━━━ SOURCE ━━━

Change representation of dynamic arrays?

Kris foo at bar.com
Sun Oct 21 18:14:24 PDT 2007


Can anyone explain why the compiler/iterators/foreach would insist on using 
the two operations Walter notes below (decrement the length, increment the 
pointer) instead of first converting to a pointer pair?

Seem like this is a concern that has more than one way to approach it?

- kris



"Walter Bright" <newshound1 at digitalmars.com> wrote in message 
news:ffbr56$r40$1 at digitalmars.com...
> Currently, arrays are represented under the hood as:
>
> size_t lengthOfArray;
> void* ptrToStartOfArray;
>
> Which works out reasonably well. The problem is if you want to use array 
> types as the basis of iterators, and you want to step through the array. 
> There's no escaping it being two operations:
>
> decrement the length
> increment the pointer
>
> This puts a brick in any fast implementation of iterators. To fix that, we 
> can change the representation to:
>
> void* ptrToStartOfArray;
> void* ptrPastEndOfArray;
>
> Then there's just one increment. Some tests show this can improve loop 
> performance by up to 70%.

━━━ ITEMS ━━━

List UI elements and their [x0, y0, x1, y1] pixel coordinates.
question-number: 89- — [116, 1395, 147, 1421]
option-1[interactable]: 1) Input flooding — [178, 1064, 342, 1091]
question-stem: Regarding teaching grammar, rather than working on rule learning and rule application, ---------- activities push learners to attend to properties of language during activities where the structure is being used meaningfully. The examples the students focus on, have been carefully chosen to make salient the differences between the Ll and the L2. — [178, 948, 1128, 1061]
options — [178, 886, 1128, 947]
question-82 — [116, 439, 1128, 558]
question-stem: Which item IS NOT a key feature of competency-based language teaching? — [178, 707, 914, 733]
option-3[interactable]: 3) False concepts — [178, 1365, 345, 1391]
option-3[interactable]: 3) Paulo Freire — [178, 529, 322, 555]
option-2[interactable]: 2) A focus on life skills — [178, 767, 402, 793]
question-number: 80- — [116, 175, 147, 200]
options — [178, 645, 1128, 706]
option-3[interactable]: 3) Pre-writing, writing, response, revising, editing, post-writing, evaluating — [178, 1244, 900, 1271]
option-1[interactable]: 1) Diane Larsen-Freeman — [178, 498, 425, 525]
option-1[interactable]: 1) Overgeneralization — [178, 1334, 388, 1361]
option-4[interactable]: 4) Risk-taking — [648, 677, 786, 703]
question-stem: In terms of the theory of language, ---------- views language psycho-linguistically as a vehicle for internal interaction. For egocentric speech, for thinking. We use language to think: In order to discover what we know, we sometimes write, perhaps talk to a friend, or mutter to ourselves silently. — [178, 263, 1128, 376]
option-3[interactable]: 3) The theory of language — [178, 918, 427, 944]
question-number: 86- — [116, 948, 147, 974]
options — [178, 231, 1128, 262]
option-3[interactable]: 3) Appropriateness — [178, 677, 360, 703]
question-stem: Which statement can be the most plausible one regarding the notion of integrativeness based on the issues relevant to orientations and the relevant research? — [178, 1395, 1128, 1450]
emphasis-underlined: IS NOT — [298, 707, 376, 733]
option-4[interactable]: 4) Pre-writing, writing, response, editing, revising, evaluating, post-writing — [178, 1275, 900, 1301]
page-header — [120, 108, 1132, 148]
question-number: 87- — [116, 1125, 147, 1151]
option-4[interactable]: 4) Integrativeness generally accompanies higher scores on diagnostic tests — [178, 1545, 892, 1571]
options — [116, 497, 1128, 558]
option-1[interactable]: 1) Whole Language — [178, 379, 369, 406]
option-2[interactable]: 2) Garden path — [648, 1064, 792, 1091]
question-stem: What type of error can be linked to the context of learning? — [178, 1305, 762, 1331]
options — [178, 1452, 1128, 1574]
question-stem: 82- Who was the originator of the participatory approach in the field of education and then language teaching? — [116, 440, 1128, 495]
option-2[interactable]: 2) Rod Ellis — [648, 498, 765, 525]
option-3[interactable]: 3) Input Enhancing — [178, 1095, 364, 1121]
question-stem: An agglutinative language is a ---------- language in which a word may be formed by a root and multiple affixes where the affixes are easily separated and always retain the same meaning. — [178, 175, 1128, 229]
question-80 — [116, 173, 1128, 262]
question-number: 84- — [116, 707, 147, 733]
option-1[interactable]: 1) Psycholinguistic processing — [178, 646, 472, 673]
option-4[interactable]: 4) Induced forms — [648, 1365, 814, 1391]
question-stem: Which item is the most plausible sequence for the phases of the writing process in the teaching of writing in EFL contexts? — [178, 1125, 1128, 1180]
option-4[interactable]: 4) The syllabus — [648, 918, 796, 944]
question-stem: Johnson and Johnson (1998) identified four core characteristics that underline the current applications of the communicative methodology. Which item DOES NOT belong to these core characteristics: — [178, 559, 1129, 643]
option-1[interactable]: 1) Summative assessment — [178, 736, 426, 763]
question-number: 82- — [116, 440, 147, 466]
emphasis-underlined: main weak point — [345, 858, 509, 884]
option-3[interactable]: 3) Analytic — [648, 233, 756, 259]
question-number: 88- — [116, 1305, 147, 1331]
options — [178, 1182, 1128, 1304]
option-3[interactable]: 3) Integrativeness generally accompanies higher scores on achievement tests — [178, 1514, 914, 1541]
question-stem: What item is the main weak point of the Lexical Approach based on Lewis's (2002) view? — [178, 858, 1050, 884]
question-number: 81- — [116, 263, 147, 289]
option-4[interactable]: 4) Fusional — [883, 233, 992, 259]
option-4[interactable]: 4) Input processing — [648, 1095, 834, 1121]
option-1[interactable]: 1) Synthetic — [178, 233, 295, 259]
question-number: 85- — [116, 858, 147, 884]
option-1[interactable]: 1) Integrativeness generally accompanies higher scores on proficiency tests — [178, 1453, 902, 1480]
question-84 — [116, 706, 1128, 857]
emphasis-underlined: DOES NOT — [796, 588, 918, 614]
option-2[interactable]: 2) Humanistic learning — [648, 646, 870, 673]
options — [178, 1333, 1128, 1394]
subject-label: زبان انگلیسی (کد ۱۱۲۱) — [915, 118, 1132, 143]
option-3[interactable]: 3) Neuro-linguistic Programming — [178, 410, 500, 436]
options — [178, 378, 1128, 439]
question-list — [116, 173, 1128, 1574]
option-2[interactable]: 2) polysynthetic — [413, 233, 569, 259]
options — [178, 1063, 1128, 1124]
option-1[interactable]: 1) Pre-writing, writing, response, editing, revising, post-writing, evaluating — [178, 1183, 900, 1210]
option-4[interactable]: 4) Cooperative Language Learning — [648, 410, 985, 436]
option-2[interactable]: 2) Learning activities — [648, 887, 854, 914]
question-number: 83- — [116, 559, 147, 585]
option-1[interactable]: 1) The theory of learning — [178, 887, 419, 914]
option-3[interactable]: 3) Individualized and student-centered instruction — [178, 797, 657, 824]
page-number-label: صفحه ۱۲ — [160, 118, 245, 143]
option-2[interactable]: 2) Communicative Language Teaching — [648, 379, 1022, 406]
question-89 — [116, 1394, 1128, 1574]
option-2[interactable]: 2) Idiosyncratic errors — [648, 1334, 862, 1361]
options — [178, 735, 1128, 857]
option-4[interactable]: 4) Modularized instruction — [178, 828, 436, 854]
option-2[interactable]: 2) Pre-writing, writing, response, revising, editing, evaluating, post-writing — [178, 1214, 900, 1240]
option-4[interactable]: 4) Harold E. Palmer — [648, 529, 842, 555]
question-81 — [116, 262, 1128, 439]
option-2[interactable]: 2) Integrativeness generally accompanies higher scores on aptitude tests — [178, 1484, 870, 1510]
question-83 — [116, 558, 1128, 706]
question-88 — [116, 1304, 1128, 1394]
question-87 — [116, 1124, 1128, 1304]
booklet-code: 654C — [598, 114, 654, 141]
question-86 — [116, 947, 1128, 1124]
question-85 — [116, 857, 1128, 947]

━━━

PROBLEM 1: In the listing, starting at its first line and ending at the line containing "question-stem: Which statement", switch "option-3" to "choice-3" and give those lines again with everything else unchanged.
PROBLEM 2: Pick up the post about changing the representation of dynamic arrays and continue it from its last line.
The post and the listing are unrelated to each other.

TASK OUTPUT 1:
List UI elements and their [x0, y0, x1, y1] pixel coordinates.
question-number: 89- — [116, 1395, 147, 1421]
option-1[interactable]: 1) Input flooding — [178, 1064, 342, 1091]
question-stem: Regarding teaching grammar, rather than working on rule learning and rule application, ---------- activities push learners to attend to properties of language during activities where the structure is being used meaningfully. The examples the students focus on, have been carefully chosen to make salient the differences between the Ll and the L2. — [178, 948, 1128, 1061]
options — [178, 886, 1128, 947]
question-82 — [116, 439, 1128, 558]
question-stem: Which item IS NOT a key feature of competency-based language teaching? — [178, 707, 914, 733]
choice-3[interactable]: 3) False concepts — [178, 1365, 345, 1391]
choice-3[interactable]: 3) Paulo Freire — [178, 529, 322, 555]
option-2[interactable]: 2) A focus on life skills — [178, 767, 402, 793]
question-number: 80- — [116, 175, 147, 200]
options — [178, 645, 1128, 706]
choice-3[interactable]: 3) Pre-writing, writing, response, revising, editing, post-writing, evaluating — [178, 1244, 900, 1271]
option-1[interactable]: 1) Diane Larsen-Freeman — [178, 498, 425, 525]
option-1[interactable]: 1) Overgeneralization — [178, 1334, 388, 1361]
option-4[interactable]: 4) Risk-taking — [648, 677, 786, 703]
question-stem: In terms of the theory of language, ---------- views language psycho-linguistically as a vehicle for internal interaction. For egocentric speech, for thinking. We use language to think: In order to discover what we know, we sometimes write, perhaps talk to a friend, or mutter to ourselves silently. — [178, 263, 1128, 376]
choice-3[interactable]: 3) The theory of language — [178, 918, 427, 944]
question-number: 86- — [116, 948, 147, 974]
options — [178, 231, 1128, 262]
choice-3[interactable]: 3) Appropriateness — [178, 677, 360, 703]
question-stem: Which statement can be the most plausible one regarding the notion of integrativeness based on the issues relevant to orientations and the relevant research? — [178, 1395, 1128, 1450]

TASK OUTPUT 2:
>
> So, what does this not break?
>
> 1) Doesn't break array.ptr, this will still work.
> 2) Doesn't break array.length as rvalue, as this is rewritten by the 
> compiler as (array.end - array.start).
> 3) Doesn't break array.length as an lvalue, as that is handled by the 
> runtime library anyway.
> 4) Won't break anything on D 1.0, as it wouldn't get this change.
> 5) Won't break array slices, or any of that stuff we love about D arrays.
>
> What does this break?
>
> 1) Passing dynamic arrays to printf as in:
>
> printf("my string is %*.s\n", str);
>
> which relied on the under-the-hood representation. This doesn't work on 
> some architectures anyway, and is thoroughly obsolete. One could quickly 
> fix such code by writing it as:
>
> printf("my string is %*.s\n", str.length, str.ptr);
>
> 2) It breaks the internal library support code, but that's my problem.
>
> 3) It breaks binary compatibility with libraries already compiled. But we 
> expect to break binary compatibility with D 2.0.
>
> 4) It breaks things like cast(ulong)str, if one was crazy enough to do 
> that anyway.
>
> 5) It breaks anything that tries to look at the underlying representation 
> of dynamic arrays - but such code should be rewritten to use .ptr and 
> .length anyway, or slice notation.
>
> So, what do you think?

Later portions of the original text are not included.